(Stored records)

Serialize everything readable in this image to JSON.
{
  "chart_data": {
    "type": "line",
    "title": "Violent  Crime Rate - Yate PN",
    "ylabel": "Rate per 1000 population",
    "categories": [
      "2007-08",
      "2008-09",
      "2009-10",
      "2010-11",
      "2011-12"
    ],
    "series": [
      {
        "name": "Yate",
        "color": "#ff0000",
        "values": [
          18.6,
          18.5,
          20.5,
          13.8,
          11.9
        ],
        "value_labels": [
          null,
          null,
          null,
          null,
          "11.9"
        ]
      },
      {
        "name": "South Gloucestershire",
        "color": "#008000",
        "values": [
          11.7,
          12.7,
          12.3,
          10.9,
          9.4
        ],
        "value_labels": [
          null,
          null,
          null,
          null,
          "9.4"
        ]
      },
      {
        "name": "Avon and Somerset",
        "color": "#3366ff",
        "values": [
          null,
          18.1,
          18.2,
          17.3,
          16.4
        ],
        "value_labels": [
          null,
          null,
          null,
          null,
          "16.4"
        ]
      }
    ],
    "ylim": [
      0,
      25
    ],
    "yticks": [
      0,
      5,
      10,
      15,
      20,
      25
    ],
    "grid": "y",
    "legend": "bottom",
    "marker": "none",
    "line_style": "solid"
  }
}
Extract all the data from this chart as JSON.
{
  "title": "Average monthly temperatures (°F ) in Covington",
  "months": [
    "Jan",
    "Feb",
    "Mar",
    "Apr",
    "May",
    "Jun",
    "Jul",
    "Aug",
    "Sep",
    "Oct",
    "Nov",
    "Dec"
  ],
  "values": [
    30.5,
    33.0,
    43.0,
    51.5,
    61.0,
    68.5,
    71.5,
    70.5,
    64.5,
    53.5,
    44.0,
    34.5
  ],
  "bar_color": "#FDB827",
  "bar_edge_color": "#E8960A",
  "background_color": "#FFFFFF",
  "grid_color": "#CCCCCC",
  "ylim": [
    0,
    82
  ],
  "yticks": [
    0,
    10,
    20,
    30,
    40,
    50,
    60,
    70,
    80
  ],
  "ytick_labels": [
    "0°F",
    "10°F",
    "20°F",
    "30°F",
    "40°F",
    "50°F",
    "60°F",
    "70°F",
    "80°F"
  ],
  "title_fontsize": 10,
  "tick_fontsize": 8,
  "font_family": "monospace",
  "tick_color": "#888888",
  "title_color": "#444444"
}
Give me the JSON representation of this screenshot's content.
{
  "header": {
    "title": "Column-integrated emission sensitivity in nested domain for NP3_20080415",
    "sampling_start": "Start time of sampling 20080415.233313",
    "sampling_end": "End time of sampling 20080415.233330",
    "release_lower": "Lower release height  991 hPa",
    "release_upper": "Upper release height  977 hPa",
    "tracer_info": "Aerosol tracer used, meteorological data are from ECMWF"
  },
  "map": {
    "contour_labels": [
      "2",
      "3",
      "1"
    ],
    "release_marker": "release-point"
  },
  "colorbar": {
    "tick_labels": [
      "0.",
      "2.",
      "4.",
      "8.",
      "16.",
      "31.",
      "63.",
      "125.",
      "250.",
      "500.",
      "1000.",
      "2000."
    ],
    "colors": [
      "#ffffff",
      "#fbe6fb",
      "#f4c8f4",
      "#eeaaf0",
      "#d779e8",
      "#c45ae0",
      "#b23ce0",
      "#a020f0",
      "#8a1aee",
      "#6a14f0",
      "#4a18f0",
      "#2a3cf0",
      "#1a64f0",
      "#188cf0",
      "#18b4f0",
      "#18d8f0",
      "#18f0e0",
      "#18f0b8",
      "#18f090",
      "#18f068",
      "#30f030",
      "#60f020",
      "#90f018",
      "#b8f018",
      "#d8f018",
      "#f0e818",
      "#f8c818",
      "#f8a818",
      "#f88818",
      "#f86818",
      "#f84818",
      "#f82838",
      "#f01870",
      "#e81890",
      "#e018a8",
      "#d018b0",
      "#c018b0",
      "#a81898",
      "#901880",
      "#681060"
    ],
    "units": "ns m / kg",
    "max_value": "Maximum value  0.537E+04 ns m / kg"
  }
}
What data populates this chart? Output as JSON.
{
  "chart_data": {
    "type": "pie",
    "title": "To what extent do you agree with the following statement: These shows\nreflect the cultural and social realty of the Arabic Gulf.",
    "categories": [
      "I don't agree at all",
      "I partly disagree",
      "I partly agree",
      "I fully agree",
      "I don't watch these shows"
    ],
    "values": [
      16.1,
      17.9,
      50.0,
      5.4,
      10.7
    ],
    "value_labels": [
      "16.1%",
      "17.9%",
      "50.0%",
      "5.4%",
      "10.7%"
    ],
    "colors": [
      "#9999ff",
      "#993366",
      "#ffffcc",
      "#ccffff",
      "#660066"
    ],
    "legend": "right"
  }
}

-- Description of the task --
Transcribe the data above in full, exactly.

-- Finished task --
Serialize everything readable in this image to JSON.
{
  "chart_data": {
    "type": "line",
    "title": "Violent  Crime Rate - Yate PN",
    "ylabel": "Rate per 1000 population",
    "categories": [
      "2007-08",
      "2008-09",
      "2009-10",
      "2010-11",
      "2011-12"
    ],
    "series": [
      {
        "name": "Yate",
        "color": "#ff0000",
        "values": [
          18.6,
          18.5,
          20.5,
          13.8,
          11.9
        ],
        "value_labels": [
          null,
          null,
          null,
          null,
          "11.9"
        ]
      },
      {
        "name": "South Gloucestershire",
        "color": "#008000",
        "values": [
          11.7,
          12.7,
          12.3,
          10.9,
          9.4
        ],
        "value_labels": [
          null,
          null,
          null,
          null,
          "9.4"
        ]
      },
      {
        "name": "Avon and Somerset",
        "color": "#3366ff",
        "values": [
          null,
          18.1,
          18.2,
          17.3,
          16.4
        ],
        "value_labels": [
          null,
          null,
          null,
          null,
          "16.4"
        ]
      }
    ],
    "ylim": [
      0,
      25
    ],
    "yticks": [
      0,
      5,
      10,
      15,
      20,
      25
    ],
    "grid": "y",
    "legend": "bottom",
    "marker": "none",
    "line_style": "solid"
  }
}
Extract all the data from this chart as JSON.
{
  "title": "Average monthly temperatures (°F ) in Covington",
  "months": [
    "Jan",
    "Feb",
    "Mar",
    "Apr",
    "May",
    "Jun",
    "Jul",
    "Aug",
    "Sep",
    "Oct",
    "Nov",
    "Dec"
  ],
  "values": [
    30.5,
    33.0,
    43.0,
    51.5,
    61.0,
    68.5,
    71.5,
    70.5,
    64.5,
    53.5,
    44.0,
    34.5
  ],
  "bar_color": "#FDB827",
  "bar_edge_color": "#E8960A",
  "background_color": "#FFFFFF",
  "grid_color": "#CCCCCC",
  "ylim": [
    0,
    82
  ],
  "yticks": [
    0,
    10,
    20,
    30,
    40,
    50,
    60,
    70,
    80
  ],
  "ytick_labels": [
    "0°F",
    "10°F",
    "20°F",
    "30°F",
    "40°F",
    "50°F",
    "60°F",
    "70°F",
    "80°F"
  ],
  "title_fontsize": 10,
  "tick_fontsize": 8,
  "font_family": "monospace",
  "tick_color": "#888888",
  "title_color": "#444444"
}
Give me the JSON representation of this screenshot's content.
{
  "header": {
    "title": "Column-integrated emission sensitivity in nested domain for NP3_20080415",
    "sampling_start": "Start time of sampling 20080415.233313",
    "sampling_end": "End time of sampling 20080415.233330",
    "release_lower": "Lower release height  991 hPa",
    "release_upper": "Upper release height  977 hPa",
    "tracer_info": "Aerosol tracer used, meteorological data are from ECMWF"
  },
  "map": {
    "contour_labels": [
      "2",
      "3",
      "1"
    ],
    "release_marker": "release-point"
  },
  "colorbar": {
    "tick_labels": [
      "0.",
      "2.",
      "4.",
      "8.",
      "16.",
      "31.",
      "63.",
      "125.",
      "250.",
      "500.",
      "1000.",
      "2000."
    ],
    "colors": [
      "#ffffff",
      "#fbe6fb",
      "#f4c8f4",
      "#eeaaf0",
      "#d779e8",
      "#c45ae0",
      "#b23ce0",
      "#a020f0",
      "#8a1aee",
      "#6a14f0",
      "#4a18f0",
      "#2a3cf0",
      "#1a64f0",
      "#188cf0",
      "#18b4f0",
      "#18d8f0",
      "#18f0e0",
      "#18f0b8",
      "#18f090",
      "#18f068",
      "#30f030",
      "#60f020",
      "#90f018",
      "#b8f018",
      "#d8f018",
      "#f0e818",
      "#f8c818",
      "#f8a818",
      "#f88818",
      "#f86818",
      "#f84818",
      "#f82838",
      "#f01870",
      "#e81890",
      "#e018a8",
      "#d018b0",
      "#c018b0",
      "#a81898",
      "#901880",
      "#681060"
    ],
    "units": "ns m / kg",
    "max_value": "Maximum value  0.537E+04 ns m / kg"
  }
}
What data populates this chart? Output as JSON.
{
  "chart_data": {
    "type": "pie",
    "title": "To what extent do you agree with the following statement: These shows\nreflect the cultural and social realty of the Arabic Gulf.",
    "categories": [
      "I don't agree at all",
      "I partly disagree",
      "I partly agree",
      "I fully agree",
      "I don't watch these shows"
    ],
    "values": [
      16.1,
      17.9,
      50.0,
      5.4,
      10.7
    ],
    "value_labels": [
      "16.1%",
      "17.9%",
      "50.0%",
      "5.4%",
      "10.7%"
    ],
    "colors": [
      "#9999ff",
      "#993366",
      "#ffffcc",
      "#ccffff",
      "#660066"
    ],
    "legend": "right"
  }
}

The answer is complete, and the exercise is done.